Material for the task ▸
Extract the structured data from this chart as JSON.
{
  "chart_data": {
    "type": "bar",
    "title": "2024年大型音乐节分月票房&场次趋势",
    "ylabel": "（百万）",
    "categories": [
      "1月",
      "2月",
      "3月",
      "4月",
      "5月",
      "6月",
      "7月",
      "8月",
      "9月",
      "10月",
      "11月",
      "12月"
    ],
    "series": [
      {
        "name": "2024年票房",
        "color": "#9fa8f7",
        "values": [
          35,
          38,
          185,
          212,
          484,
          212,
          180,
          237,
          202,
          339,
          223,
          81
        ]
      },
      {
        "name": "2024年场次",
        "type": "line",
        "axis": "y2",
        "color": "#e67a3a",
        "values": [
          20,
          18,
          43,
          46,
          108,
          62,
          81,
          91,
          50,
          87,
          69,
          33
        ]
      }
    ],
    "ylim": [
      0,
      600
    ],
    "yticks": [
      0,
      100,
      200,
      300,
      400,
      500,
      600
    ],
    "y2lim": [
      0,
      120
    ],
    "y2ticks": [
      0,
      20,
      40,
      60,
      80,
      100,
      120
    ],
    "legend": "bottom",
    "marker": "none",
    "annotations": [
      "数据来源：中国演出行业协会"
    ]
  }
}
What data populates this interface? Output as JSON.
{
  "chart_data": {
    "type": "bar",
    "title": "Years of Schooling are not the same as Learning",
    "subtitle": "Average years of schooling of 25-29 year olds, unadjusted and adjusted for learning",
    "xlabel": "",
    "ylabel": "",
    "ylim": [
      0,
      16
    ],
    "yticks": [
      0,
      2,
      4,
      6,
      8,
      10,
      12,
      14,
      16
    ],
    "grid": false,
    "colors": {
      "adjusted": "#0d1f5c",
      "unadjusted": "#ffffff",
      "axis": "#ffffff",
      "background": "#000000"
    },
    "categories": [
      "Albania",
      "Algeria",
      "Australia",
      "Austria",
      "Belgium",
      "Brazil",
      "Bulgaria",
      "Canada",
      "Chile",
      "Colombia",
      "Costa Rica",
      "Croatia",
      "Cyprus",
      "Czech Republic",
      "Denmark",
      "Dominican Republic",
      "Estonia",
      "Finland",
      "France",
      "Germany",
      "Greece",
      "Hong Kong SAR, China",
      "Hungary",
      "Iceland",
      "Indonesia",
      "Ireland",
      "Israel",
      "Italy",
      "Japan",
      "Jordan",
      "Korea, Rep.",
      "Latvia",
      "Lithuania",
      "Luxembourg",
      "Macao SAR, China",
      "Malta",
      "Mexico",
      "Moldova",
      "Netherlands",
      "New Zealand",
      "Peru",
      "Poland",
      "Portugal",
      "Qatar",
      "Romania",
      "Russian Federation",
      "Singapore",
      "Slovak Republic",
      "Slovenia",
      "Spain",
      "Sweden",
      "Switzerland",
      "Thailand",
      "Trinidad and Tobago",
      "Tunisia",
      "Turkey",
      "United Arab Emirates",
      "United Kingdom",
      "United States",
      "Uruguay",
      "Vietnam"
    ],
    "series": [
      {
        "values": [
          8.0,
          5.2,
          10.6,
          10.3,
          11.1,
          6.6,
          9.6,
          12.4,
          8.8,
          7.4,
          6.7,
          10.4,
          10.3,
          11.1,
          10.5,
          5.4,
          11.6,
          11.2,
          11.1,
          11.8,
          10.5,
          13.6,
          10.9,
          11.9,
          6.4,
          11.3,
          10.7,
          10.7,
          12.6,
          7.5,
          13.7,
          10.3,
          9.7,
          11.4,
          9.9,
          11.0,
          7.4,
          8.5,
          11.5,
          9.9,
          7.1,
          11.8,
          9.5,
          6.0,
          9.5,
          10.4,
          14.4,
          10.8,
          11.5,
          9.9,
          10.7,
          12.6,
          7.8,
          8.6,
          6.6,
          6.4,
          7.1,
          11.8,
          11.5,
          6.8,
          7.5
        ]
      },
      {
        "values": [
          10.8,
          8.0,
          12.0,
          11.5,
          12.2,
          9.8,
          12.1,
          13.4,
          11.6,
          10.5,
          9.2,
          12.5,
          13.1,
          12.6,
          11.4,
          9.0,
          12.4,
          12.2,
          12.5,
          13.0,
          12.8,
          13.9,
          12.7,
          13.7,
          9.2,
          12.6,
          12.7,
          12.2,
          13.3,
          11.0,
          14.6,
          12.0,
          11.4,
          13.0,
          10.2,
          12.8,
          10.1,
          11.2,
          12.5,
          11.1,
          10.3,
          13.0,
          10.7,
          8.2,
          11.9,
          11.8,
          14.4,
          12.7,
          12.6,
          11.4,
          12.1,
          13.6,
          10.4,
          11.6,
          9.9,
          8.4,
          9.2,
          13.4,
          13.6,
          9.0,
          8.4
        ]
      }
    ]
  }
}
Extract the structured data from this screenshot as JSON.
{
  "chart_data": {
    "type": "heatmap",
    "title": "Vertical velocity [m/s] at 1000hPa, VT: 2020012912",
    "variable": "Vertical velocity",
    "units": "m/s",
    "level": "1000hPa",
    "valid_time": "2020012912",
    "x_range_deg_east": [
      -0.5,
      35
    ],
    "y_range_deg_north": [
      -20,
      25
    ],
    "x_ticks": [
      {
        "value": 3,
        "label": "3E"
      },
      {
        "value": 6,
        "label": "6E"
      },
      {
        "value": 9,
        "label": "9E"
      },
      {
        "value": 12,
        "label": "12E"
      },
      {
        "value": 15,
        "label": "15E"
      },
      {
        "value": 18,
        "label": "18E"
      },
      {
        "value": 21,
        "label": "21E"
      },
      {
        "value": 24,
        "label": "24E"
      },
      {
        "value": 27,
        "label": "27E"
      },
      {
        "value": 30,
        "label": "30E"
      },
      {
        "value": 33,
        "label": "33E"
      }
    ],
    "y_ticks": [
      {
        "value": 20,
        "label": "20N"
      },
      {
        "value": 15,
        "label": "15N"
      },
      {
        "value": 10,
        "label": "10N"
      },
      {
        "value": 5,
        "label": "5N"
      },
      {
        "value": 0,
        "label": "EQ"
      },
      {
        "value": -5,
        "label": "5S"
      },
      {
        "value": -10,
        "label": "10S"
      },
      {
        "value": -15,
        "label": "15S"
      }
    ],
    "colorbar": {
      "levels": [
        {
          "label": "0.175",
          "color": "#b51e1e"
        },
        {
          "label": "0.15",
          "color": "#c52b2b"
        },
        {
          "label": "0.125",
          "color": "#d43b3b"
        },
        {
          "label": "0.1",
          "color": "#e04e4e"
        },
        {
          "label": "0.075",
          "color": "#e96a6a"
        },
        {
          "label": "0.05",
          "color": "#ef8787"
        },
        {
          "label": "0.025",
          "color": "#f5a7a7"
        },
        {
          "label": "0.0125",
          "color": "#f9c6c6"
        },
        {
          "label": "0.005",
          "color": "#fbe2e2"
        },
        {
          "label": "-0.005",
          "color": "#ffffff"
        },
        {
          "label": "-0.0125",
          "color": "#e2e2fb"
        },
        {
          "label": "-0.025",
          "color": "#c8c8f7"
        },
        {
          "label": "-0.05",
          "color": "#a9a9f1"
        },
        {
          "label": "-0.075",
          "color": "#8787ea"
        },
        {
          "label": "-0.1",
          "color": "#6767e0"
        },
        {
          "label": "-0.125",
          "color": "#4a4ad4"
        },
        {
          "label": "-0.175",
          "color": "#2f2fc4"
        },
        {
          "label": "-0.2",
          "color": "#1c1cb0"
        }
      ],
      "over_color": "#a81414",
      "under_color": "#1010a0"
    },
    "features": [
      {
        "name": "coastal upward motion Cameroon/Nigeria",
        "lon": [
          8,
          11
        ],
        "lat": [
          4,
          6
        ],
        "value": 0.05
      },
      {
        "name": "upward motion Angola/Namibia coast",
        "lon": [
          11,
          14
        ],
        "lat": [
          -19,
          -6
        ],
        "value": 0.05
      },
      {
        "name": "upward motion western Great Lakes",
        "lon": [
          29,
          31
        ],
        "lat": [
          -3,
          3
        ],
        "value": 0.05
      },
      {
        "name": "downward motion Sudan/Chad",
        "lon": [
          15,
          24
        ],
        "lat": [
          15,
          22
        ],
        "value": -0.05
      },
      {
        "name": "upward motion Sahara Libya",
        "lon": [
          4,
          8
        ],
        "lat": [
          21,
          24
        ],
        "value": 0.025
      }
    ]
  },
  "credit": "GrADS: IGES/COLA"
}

To be done ▸ Search the entries for the word "structured", then list each line that holds it.

Correct response ▸
Extract the structured data from this chart as JSON.
Extract the structured data from this screenshot as JSON.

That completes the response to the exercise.